[EXERCISE TASK] Collect all lines below with the string "商品名称".

Recorded data:
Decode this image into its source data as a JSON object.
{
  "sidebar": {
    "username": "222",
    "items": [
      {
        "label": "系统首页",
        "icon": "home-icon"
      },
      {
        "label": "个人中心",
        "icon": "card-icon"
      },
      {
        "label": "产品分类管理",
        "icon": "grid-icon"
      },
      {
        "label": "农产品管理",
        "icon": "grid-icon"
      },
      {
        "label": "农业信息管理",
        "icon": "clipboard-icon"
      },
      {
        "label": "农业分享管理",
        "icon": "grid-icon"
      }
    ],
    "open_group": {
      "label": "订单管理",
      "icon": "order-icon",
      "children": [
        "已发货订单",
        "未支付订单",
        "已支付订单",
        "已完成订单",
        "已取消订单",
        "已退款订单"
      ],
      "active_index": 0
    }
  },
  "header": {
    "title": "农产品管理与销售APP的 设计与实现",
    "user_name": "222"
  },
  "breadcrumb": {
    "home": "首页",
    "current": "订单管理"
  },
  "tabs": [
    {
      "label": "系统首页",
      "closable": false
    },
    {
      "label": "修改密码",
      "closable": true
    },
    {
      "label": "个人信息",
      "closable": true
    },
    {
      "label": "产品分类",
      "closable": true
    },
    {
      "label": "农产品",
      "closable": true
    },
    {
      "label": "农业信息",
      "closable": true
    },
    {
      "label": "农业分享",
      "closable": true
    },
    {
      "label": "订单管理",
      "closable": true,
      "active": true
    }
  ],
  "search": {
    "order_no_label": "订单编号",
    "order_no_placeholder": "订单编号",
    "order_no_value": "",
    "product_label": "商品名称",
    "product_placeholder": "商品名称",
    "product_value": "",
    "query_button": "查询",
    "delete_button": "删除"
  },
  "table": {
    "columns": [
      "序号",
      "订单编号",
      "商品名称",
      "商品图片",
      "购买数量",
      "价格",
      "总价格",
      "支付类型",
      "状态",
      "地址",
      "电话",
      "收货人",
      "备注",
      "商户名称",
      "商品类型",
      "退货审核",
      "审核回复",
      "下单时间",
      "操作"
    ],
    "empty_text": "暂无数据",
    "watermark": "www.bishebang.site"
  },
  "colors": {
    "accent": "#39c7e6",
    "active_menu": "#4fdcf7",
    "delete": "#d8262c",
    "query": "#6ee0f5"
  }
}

[RESULT]
    "product_label": "商品名称",
    "product_placeholder": "商品名称",
      "商品名称",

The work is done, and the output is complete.